___ Data lines

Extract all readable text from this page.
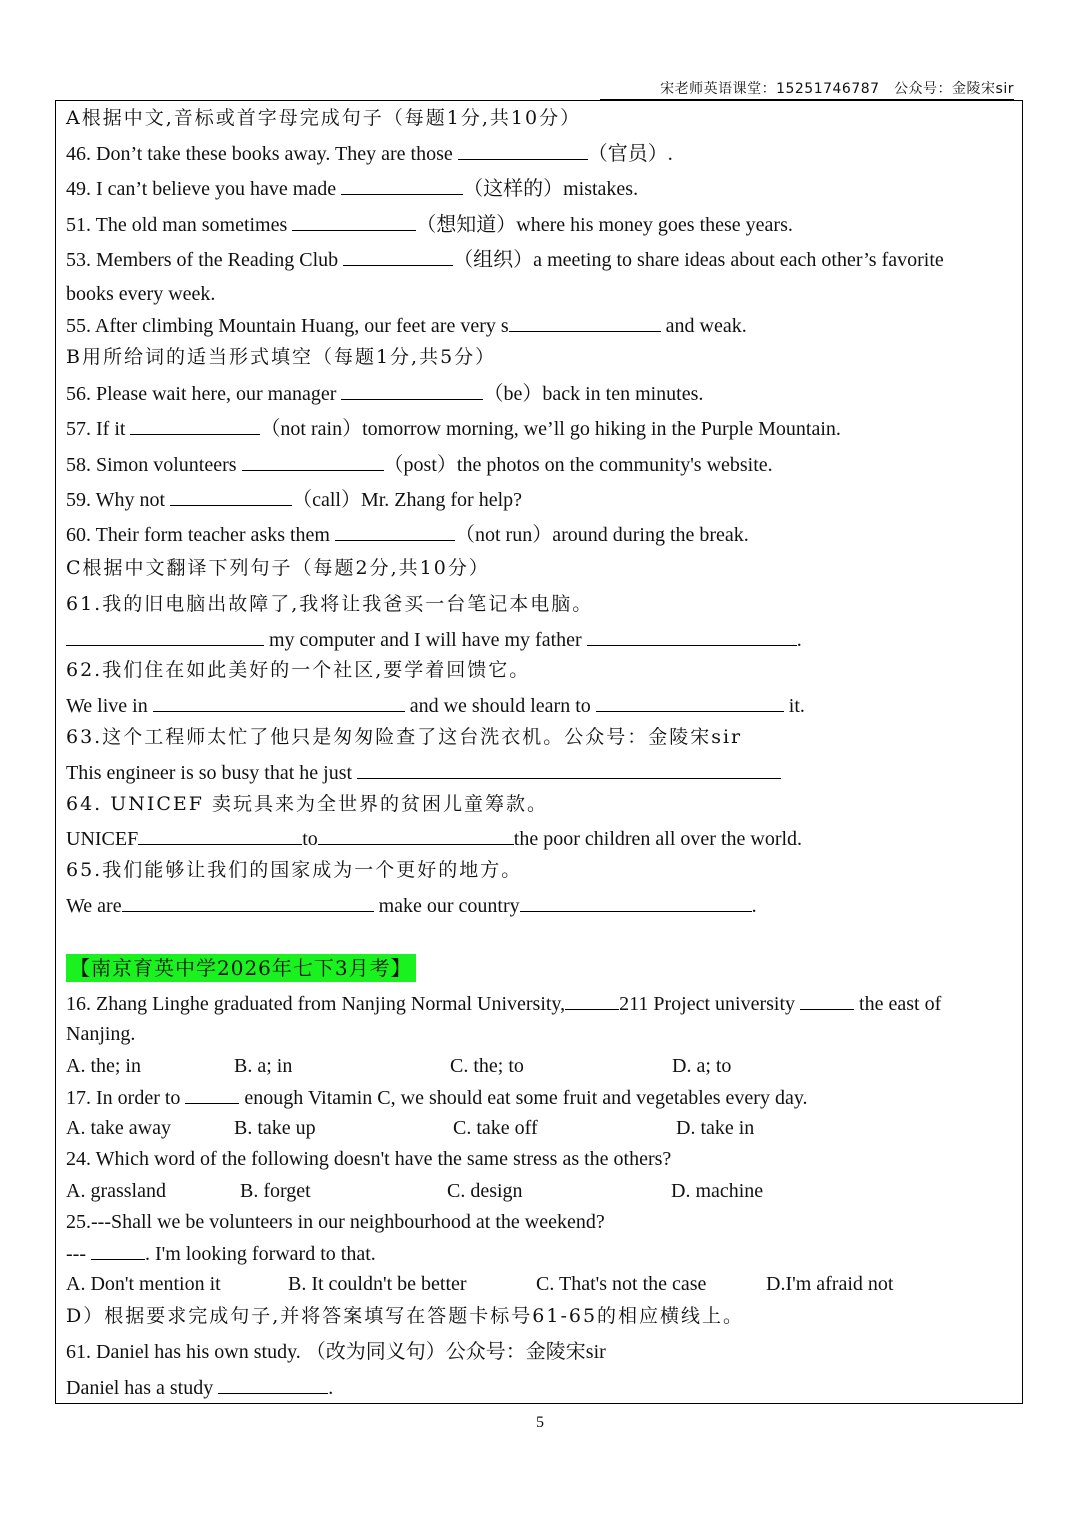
宋老师英语课堂：15251746787　公众号：金陵宋sir
A根据中文,音标或首字母完成句子（每题1分,共10分）
46. Don’t take these books away. They are those	（官员）.
49. I can’t believe you have made	（这样的）mistakes.
51. The old man sometimes	（想知道）where his money goes these years.
53. Members of the Reading Club	（组织）a meeting to share ideas about each other’s favorite
books every week.
55. After climbing Mountain Huang, our feet are very s	and weak.
B用所给词的适当形式填空（每题1分,共5分）
56. Please wait here, our manager	（be）back in ten minutes.
57. If it	（not rain）tomorrow morning, we’ll go hiking in the Purple Mountain.
58. Simon volunteers	（post）the photos on the community's website.
59. Why not	（call）Mr. Zhang for help?
60. Their form teacher asks them	（not run）around during the break.
C根据中文翻译下列句子（每题2分,共10分）
61.我的旧电脑出故障了,我将让我爸买一台笔记本电脑。
my computer and I will have my father	.
62.我们住在如此美好的一个社区,要学着回馈它。
We live in	and we should learn to	it.
63.这个工程师太忙了他只是匆匆险查了这台洗衣机。公众号：金陵宋sir
This engineer is so busy that he just
64. UNICEF 卖玩具来为全世界的贫困儿童筹款。
UNICEF	to	the poor children all over the world.
65.我们能够让我们的国家成为一个更好的地方。
We are	make our country	.
【南京育英中学2026年七下3月考】
16. Zhang Linghe graduated from Nanjing Normal University,	211 Project university	the east of
Nanjing.
A. the; in	B. a; in	C. the; to	D. a; to
17. In order to	enough Vitamin C, we should eat some fruit and vegetables every day.
A. take away	B. take up	C. take off	D. take in
24. Which word of the following doesn't have the same stress as the others?
A. grassland	B. forget	C. design	D. machine
25.---Shall we be volunteers in our neighbourhood at the weekend?
---	. I'm looking forward to that.
A. Don't mention it	B. It couldn't be better	C. That's not the case	D.I'm afraid not
D）根据要求完成句子,并将答案填写在答题卡标号61-65的相应横线上。
61. Daniel has his own study. （改为同义句）公众号：金陵宋sir
Daniel has a study	.
5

______

### To do
Look through the data above. Each line containing the word "Mountain" needs to be copied.

### Written response
55. After climbing Mountain Huang, our feet are very s	and weak.
57. If it	（not rain）tomorrow morning, we’ll go hiking in the Purple Mountain.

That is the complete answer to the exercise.